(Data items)
····················
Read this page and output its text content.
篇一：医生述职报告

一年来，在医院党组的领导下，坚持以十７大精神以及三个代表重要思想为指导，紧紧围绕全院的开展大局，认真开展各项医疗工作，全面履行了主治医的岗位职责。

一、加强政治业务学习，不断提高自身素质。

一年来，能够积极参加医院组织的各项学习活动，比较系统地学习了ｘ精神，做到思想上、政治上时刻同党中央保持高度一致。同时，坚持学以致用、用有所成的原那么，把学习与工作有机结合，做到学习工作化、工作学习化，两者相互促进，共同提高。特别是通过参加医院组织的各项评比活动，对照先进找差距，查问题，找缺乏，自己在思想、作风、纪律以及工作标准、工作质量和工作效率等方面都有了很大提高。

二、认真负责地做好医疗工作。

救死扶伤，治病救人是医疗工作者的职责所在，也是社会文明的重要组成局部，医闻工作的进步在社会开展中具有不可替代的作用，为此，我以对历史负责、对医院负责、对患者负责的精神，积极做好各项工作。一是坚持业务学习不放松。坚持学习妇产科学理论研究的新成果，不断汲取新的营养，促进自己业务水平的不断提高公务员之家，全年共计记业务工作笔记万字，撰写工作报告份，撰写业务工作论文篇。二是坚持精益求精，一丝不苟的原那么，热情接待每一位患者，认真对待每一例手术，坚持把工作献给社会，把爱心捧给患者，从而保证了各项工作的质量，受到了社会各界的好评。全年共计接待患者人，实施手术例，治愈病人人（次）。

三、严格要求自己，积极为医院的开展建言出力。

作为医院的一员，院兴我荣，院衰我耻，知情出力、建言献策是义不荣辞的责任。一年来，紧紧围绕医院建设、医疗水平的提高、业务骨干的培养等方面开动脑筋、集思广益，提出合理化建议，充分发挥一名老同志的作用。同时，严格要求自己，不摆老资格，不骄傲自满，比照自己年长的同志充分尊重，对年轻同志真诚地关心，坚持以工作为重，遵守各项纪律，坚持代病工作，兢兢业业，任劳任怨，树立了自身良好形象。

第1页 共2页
····················
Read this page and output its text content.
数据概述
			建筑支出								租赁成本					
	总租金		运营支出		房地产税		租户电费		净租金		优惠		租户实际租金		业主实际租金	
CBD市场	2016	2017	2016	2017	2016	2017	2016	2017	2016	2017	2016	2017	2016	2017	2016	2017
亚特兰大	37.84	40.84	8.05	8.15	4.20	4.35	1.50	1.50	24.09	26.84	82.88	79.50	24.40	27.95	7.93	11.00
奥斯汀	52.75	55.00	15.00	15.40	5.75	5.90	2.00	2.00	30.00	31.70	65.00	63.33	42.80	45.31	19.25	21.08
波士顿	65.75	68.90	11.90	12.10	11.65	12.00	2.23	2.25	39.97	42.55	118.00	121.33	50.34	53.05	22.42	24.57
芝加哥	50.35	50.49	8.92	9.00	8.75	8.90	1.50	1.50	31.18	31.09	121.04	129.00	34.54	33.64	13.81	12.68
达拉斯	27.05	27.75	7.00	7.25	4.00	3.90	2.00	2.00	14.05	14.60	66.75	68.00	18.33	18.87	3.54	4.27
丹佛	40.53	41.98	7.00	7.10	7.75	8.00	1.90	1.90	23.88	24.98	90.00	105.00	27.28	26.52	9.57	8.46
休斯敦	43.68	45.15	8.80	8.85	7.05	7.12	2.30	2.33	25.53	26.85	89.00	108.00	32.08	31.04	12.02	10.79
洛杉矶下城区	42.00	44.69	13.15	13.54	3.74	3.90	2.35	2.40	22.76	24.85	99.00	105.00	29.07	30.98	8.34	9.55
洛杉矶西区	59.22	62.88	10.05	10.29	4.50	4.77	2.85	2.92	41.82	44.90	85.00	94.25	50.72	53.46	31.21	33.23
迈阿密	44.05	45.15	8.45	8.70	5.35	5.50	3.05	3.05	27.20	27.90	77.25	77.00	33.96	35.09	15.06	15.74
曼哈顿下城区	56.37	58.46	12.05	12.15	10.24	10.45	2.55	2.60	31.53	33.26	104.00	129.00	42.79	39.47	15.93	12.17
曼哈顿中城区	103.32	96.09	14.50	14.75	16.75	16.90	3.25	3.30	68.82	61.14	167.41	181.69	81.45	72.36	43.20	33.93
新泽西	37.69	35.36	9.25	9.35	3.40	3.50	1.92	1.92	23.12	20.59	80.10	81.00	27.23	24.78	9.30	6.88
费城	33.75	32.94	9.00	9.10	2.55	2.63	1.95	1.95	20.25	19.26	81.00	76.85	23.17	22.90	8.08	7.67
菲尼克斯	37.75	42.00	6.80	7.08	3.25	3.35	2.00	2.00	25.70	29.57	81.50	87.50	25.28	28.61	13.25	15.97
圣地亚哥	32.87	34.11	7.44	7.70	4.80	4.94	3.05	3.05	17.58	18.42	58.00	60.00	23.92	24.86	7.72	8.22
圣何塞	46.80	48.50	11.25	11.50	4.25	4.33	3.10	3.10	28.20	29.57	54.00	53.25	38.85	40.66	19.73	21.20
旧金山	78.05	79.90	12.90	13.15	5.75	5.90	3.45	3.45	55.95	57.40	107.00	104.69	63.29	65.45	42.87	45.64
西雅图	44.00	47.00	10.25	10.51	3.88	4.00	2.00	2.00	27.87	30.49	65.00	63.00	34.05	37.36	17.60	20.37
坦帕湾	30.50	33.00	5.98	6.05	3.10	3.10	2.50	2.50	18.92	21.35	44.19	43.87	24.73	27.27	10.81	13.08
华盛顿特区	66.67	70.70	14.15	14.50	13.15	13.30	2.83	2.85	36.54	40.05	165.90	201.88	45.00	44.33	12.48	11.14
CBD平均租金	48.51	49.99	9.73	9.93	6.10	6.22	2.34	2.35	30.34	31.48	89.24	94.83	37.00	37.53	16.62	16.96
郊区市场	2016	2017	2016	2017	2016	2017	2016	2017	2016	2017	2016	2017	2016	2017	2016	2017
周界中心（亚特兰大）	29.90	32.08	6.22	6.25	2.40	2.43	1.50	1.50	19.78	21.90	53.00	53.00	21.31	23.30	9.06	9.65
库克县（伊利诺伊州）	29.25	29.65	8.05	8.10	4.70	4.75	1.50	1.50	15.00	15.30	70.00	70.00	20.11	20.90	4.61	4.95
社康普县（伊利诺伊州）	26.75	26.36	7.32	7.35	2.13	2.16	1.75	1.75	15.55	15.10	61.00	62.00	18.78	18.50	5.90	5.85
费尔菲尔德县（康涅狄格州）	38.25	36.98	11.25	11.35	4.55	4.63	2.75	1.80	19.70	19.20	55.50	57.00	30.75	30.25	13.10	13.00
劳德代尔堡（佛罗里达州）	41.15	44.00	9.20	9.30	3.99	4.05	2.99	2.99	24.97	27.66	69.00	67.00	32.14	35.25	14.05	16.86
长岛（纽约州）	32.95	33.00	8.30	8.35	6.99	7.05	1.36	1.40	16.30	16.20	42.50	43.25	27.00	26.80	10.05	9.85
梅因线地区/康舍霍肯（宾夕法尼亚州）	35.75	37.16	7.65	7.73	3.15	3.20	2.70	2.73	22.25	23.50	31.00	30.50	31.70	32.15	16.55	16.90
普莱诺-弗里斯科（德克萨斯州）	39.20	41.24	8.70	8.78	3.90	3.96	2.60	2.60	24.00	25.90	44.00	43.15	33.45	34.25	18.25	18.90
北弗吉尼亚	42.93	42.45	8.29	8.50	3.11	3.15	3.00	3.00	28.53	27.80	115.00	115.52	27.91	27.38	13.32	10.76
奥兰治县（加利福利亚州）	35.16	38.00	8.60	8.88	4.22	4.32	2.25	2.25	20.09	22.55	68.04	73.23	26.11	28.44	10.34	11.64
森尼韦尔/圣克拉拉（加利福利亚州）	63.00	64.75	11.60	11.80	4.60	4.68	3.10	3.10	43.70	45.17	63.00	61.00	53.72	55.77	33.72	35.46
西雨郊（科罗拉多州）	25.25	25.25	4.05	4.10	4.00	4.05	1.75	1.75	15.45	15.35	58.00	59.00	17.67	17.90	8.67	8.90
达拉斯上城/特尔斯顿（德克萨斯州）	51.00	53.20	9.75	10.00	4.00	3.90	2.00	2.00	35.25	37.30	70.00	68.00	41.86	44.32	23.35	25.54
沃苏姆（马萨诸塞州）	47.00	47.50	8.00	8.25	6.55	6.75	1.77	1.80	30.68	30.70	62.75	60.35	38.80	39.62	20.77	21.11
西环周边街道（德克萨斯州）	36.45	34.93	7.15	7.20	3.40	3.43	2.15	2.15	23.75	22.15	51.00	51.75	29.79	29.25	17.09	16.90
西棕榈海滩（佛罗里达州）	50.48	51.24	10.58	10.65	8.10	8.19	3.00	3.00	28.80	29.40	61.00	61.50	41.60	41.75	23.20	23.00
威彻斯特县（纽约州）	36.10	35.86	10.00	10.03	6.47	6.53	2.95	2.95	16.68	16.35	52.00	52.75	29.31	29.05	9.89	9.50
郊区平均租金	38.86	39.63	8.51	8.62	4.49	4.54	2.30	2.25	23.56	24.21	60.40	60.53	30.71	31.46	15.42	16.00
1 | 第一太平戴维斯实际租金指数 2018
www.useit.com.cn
····················
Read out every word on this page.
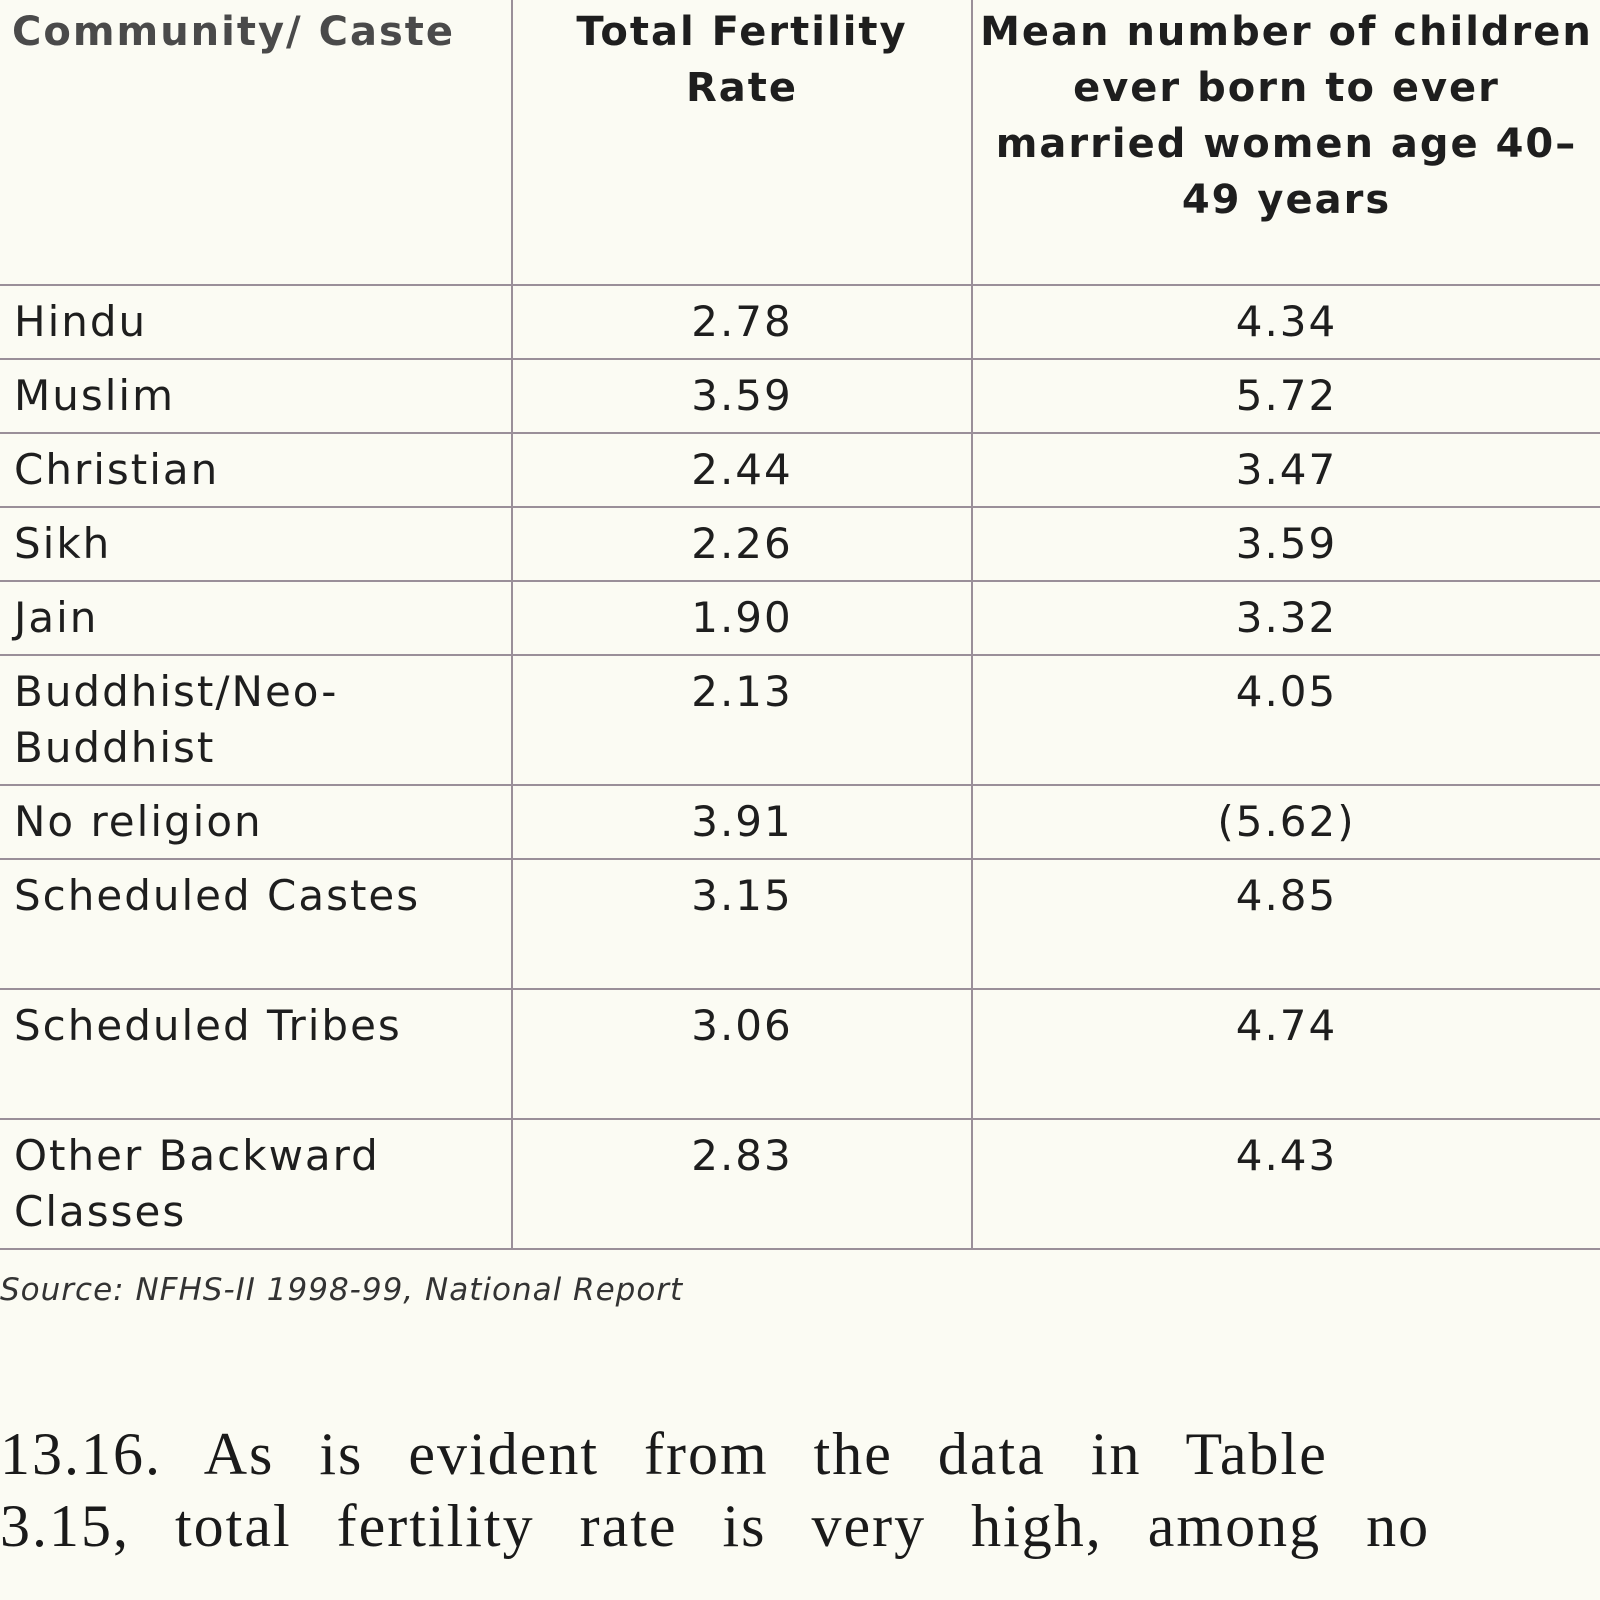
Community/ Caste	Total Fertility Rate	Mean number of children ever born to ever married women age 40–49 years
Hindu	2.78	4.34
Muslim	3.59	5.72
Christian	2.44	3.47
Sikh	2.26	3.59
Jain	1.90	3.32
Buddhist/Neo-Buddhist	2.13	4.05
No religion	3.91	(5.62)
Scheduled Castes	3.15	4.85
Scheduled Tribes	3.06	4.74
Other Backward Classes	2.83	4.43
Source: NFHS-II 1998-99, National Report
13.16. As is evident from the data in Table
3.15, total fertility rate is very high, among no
····················
# Exercise
Copy out each line in the preceding records that contains "加利福利亚州".

# The result
奥兰治县（加利福利亚州）	35.16	38.00	8.60	8.88	4.22	4.32	2.25	2.25	20.09	22.55	68.04	73.23	26.11	28.44	10.34	11.64
森尼韦尔/圣克拉拉（加利福利亚州）	63.00	64.75	11.60	11.80	4.60	4.68	3.10	3.10	43.70	45.17	63.00	61.00	53.72	55.77	33.72	35.46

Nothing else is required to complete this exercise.